_To be done_:
Reproduce every line, starting at the one that contains "Give me the" and ending at the last line of the data, exactly as it stands; pictures are omitted.
• • • • • • •
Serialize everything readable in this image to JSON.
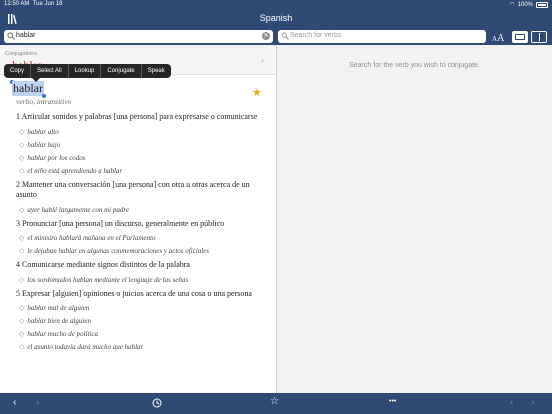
{
  "status": {
    "time": "12:50 AM",
    "date": "Tue Jun 18",
    "battery": "100%"
  },
  "nav": {
    "title": "Spanish"
  },
  "search": {
    "query": "hablar",
    "verb_placeholder": "Search for verbs"
  },
  "toolbar": {
    "aa_small": "A",
    "aa_big": "A"
  },
  "conjugation": {
    "label": "Conjugations",
    "verb": "hablar"
  },
  "context_menu": [
    "Copy",
    "Select All",
    "Lookup",
    "Conjugate",
    "Speak"
  ],
  "entry": {
    "headword": "hablar",
    "pos": "verbo, intransitivo",
    "senses": [
      {
        "text": "1 Articular sonidos y palabras [una persona] para expresarse o comunicarse",
        "examples": [
          "hablar alto",
          "hablar bajo",
          "hablar por los codos",
          "el niño está aprendiendo a hablar"
        ]
      },
      {
        "text": "2 Mantener una conversación [una persona] con otra u otras acerca de un asunto",
        "examples": [
          "ayer hablé largamente con mi padre"
        ]
      },
      {
        "text": "3 Pronunciar [una persona] un discurso, generalmente en público",
        "examples": [
          "el ministro hablará mañana en el Parlamento",
          "le dejaban hablar en algunas conmemoraciones y actos oficiales"
        ]
      },
      {
        "text": "4 Comunicarse mediante signos distintos de la palabra",
        "examples": [
          "los sordomudos hablan mediante el lenguaje de las señas"
        ]
      },
      {
        "text": "5 Expresar [alguien] opiniones o juicios acerca de una cosa o una persona",
        "examples": [
          "hablar mal de alguien",
          "hablar bien de alguien",
          "hablar mucho de política",
          "el asunto todavía dará mucho que hablar"
        ]
      }
    ]
  },
  "right_pane": {
    "hint": "Search for the verb you wish to conjugate."
  },
  "bottom": {
    "more": "•••"
  },
  "colors": {
    "nav": "#2f4a75",
    "star": "#e6a817",
    "verb_red": "#c0392b",
    "selection": "#bcd2f0"
  }
}
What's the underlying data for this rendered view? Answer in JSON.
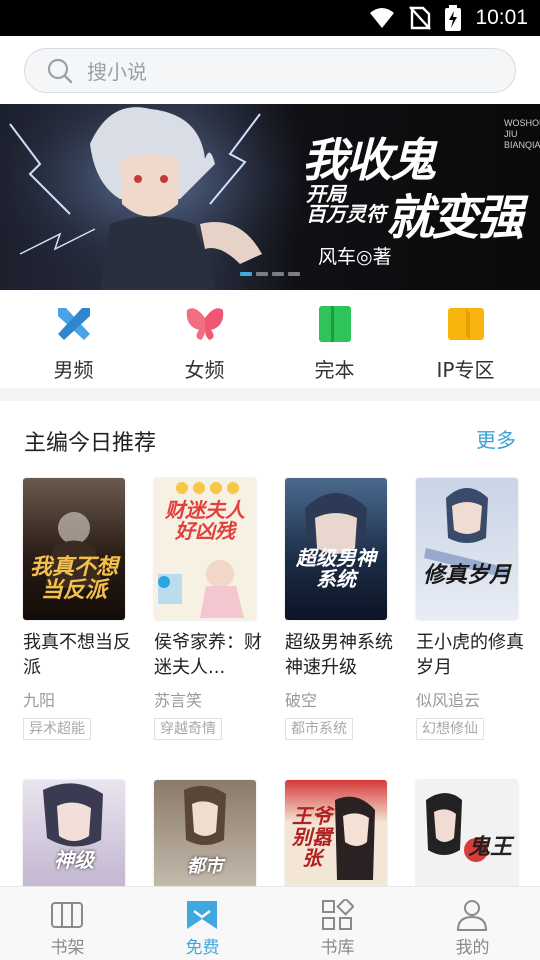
{
  "status_bar": {
    "time": "10:01"
  },
  "search": {
    "placeholder": "搜小说"
  },
  "banner": {
    "title_line1": "我收鬼",
    "title_line2_small": "开局\n百万灵符",
    "title_line2_big": "就变强",
    "pinyin": "WOSHOUGUO JIU BIANQIANG",
    "author": "风车◎著",
    "page_count": 4,
    "active_page": 1
  },
  "categories": [
    {
      "label": "男频",
      "icon": "swords-icon",
      "color": "#3f9de0"
    },
    {
      "label": "女频",
      "icon": "butterfly-icon",
      "color": "#f06a7e"
    },
    {
      "label": "完本",
      "icon": "book-complete-icon",
      "color": "#31c65a"
    },
    {
      "label": "IP专区",
      "icon": "open-book-icon",
      "color": "#f5b10a"
    }
  ],
  "recommend": {
    "title": "主编今日推荐",
    "more": "更多",
    "books": [
      {
        "title": "我真不想当反派",
        "author": "九阳",
        "tag": "异术超能",
        "cover_text": "我真不想当反派",
        "cover_bg": "#2a1d16",
        "cover_fg": "#f3c04a"
      },
      {
        "title": "侯爷家养：财迷夫人...",
        "author": "苏言笑",
        "tag": "穿越奇情",
        "cover_text": "财迷夫人好凶残",
        "cover_bg": "#f7f1e3",
        "cover_fg": "#e0413c"
      },
      {
        "title": "超级男神系统神速升级",
        "author": "破空",
        "tag": "都市系统",
        "cover_text": "超级男神系统",
        "cover_bg": "#1b2a44",
        "cover_fg": "#ffffff"
      },
      {
        "title": "王小虎的修真岁月",
        "author": "似风追云",
        "tag": "幻想修仙",
        "cover_text": "修真岁月",
        "cover_bg": "#e8ecf4",
        "cover_fg": "#1a1a1a"
      }
    ],
    "books_row2": [
      {
        "cover_text": "神级",
        "cover_bg": "#cfc3da",
        "cover_fg": "#ffffff"
      },
      {
        "cover_text": "都市",
        "cover_bg": "#bdb2a4",
        "cover_fg": "#ffffff"
      },
      {
        "cover_text": "王爷别嚣张",
        "cover_bg": "#f3e6d6",
        "cover_fg": "#b22020"
      },
      {
        "cover_text": "鬼王",
        "cover_bg": "#f2f2f2",
        "cover_fg": "#222222"
      }
    ]
  },
  "bottom_nav": [
    {
      "label": "书架",
      "icon": "bookshelf-icon",
      "active": false
    },
    {
      "label": "免费",
      "icon": "free-bookmark-icon",
      "active": true
    },
    {
      "label": "书库",
      "icon": "library-grid-icon",
      "active": false
    },
    {
      "label": "我的",
      "icon": "profile-icon",
      "active": false
    }
  ],
  "colors": {
    "accent": "#3fa8e0",
    "more_link": "#3da0d9"
  }
}
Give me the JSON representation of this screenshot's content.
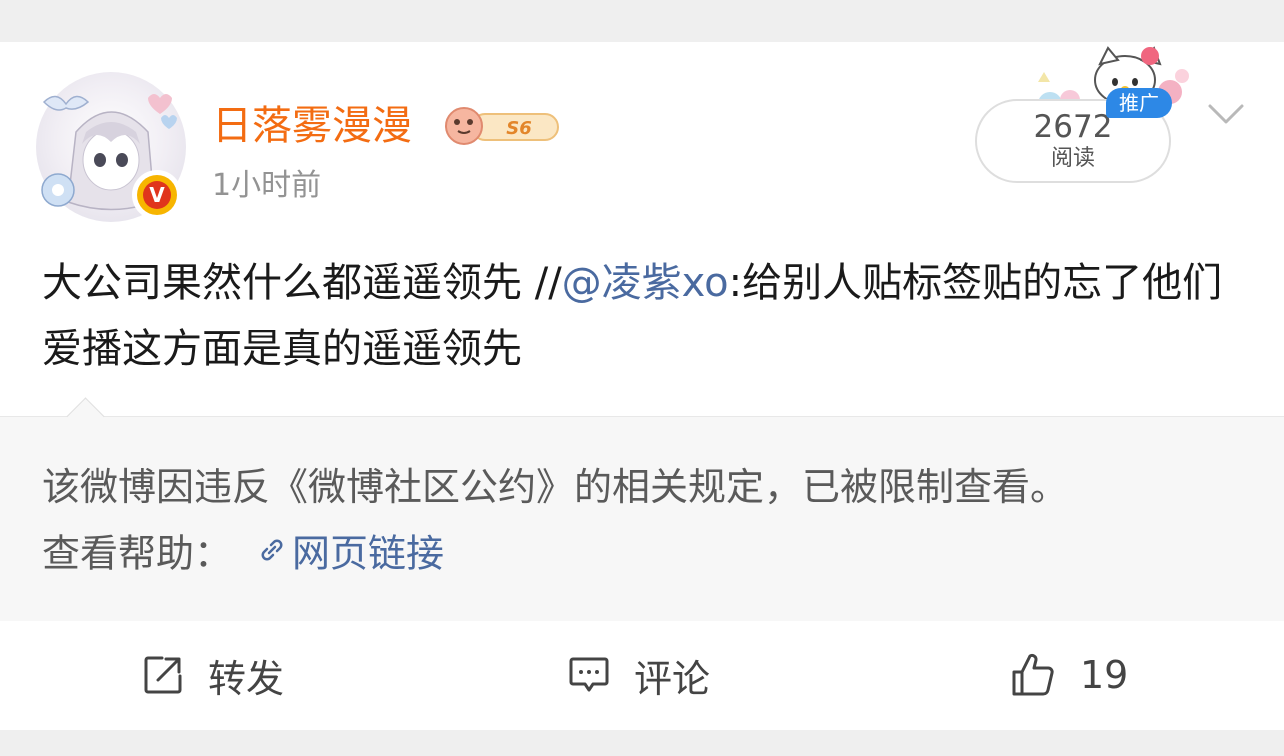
{
  "post": {
    "author": {
      "name": "日落雾漫漫",
      "level_badge": "S6",
      "verified_mark": "V"
    },
    "time": "1小时前",
    "read_count": "2672",
    "read_label": "阅读",
    "promo_tag": "推广",
    "text_main": "大公司果然什么都遥遥领先 //",
    "mention": "@凌紫xo",
    "text_rest": ":给别人贴标签贴的忘了他们爱播这方面是真的遥遥领先"
  },
  "restricted": {
    "notice": "该微博因违反《微博社区公约》的相关规定，已被限制查看。",
    "help_label": "查看帮助：",
    "link_text": "网页链接"
  },
  "actions": {
    "repost_label": "转发",
    "comment_label": "评论",
    "like_count": "19"
  },
  "colors": {
    "username": "#f36c12",
    "mention": "#4a6aa0",
    "promo_tag": "#2d88e6",
    "verified": "#e0341c"
  },
  "icons": [
    "chevron-down-icon",
    "link-icon",
    "repost-icon",
    "comment-icon",
    "like-icon"
  ]
}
• • • • • • •
_The solution_:
Give me the JSON representation of this screenshot's content.
{
  "post": {
    "author": {
      "name": "日落雾漫漫",
      "level_badge": "S6",
      "verified_mark": "V"
    },
    "time": "1小时前",
    "read_count": "2672",
    "read_label": "阅读",
    "promo_tag": "推广",
    "text_main": "大公司果然什么都遥遥领先 //",
    "mention": "@凌紫xo",
    "text_rest": ":给别人贴标签贴的忘了他们爱播这方面是真的遥遥领先"
  },
  "restricted": {
    "notice": "该微博因违反《微博社区公约》的相关规定，已被限制查看。",
    "help_label": "查看帮助：",
    "link_text": "网页链接"
  },
  "actions": {
    "repost_label": "转发",
    "comment_label": "评论",
    "like_count": "19"
  },
  "colors": {
    "username": "#f36c12",
    "mention": "#4a6aa0",
    "promo_tag": "#2d88e6",
    "verified": "#e0341c"
  },
  "icons": [
    "chevron-down-icon",
    "link-icon",
    "repost-icon",
    "comment-icon",
    "like-icon"
  ]
}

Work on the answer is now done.